**Job**. Give only the number of lines in the listing below where the string "grado" occurs.

──────── Working data ────────

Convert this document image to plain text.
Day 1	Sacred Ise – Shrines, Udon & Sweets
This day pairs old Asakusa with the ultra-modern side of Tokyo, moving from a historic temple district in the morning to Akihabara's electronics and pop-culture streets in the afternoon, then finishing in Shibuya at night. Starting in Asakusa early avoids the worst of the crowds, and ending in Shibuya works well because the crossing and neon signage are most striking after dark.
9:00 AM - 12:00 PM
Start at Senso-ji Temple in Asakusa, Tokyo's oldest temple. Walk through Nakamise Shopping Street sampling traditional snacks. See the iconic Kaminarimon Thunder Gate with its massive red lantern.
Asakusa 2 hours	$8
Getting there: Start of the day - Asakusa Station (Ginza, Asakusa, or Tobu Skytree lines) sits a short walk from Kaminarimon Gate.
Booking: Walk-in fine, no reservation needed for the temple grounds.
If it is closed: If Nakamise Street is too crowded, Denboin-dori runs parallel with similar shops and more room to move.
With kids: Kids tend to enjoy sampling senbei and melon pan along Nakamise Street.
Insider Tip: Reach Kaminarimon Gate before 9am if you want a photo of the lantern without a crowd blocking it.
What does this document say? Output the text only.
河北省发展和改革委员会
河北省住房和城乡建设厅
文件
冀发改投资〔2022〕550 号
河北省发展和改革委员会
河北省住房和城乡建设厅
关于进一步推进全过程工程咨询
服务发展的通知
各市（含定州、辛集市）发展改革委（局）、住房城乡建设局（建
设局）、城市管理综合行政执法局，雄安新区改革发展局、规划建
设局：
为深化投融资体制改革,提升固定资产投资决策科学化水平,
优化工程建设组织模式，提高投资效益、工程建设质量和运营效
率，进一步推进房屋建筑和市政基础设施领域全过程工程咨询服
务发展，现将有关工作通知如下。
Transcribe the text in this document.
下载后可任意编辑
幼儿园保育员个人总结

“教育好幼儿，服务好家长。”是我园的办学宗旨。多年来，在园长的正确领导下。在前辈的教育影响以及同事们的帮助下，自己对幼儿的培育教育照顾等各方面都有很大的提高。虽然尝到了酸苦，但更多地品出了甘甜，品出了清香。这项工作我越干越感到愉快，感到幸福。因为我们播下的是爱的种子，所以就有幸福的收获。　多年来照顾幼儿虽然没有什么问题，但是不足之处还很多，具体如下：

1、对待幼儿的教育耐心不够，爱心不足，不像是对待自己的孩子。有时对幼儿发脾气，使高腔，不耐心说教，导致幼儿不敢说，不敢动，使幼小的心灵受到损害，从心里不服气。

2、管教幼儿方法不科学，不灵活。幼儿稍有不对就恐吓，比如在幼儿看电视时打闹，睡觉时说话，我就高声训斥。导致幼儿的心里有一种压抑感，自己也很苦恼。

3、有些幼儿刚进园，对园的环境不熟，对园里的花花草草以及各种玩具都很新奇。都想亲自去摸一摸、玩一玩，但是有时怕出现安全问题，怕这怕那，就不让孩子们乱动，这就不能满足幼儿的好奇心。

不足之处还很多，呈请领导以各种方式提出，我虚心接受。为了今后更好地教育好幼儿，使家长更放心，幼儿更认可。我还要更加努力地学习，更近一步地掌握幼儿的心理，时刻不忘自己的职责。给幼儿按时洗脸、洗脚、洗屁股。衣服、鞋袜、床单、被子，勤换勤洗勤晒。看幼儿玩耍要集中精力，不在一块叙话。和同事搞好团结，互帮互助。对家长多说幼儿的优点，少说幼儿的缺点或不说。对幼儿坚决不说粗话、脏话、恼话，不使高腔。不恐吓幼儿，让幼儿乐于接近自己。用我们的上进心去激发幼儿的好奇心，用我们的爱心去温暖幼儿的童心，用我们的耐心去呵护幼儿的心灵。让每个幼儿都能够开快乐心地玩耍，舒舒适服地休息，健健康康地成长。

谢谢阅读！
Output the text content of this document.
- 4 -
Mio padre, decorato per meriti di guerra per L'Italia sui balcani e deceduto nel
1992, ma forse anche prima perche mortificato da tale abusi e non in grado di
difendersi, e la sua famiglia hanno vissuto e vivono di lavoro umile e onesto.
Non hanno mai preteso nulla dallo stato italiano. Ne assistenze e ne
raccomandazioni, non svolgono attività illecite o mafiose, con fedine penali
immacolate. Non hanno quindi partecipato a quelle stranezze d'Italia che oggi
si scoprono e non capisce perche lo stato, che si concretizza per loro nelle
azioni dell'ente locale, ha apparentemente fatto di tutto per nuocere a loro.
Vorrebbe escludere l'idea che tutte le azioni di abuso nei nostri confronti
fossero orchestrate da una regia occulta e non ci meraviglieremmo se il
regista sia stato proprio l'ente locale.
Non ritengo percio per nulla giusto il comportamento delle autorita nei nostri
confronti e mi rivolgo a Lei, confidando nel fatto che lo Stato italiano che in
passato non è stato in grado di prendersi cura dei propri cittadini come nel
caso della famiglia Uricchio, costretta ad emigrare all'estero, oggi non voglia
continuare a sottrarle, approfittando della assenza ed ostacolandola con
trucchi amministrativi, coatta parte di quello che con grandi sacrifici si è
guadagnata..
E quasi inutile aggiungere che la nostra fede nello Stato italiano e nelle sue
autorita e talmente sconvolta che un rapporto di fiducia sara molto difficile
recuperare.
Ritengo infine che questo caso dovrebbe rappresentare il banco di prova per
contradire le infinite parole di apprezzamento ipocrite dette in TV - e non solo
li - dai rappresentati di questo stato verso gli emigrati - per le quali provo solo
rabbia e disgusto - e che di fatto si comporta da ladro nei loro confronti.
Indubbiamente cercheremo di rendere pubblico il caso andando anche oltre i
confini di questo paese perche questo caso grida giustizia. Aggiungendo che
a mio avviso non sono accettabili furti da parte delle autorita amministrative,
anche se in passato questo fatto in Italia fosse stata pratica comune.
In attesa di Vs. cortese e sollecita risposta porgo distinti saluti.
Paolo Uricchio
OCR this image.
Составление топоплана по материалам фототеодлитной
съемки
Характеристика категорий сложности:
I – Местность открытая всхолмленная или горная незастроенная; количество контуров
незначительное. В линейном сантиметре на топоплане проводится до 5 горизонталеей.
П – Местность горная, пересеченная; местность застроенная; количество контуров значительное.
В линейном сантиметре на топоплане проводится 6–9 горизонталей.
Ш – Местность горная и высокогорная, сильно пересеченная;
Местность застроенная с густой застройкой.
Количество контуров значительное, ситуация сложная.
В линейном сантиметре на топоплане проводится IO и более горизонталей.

────────

**Solution for this task**. 2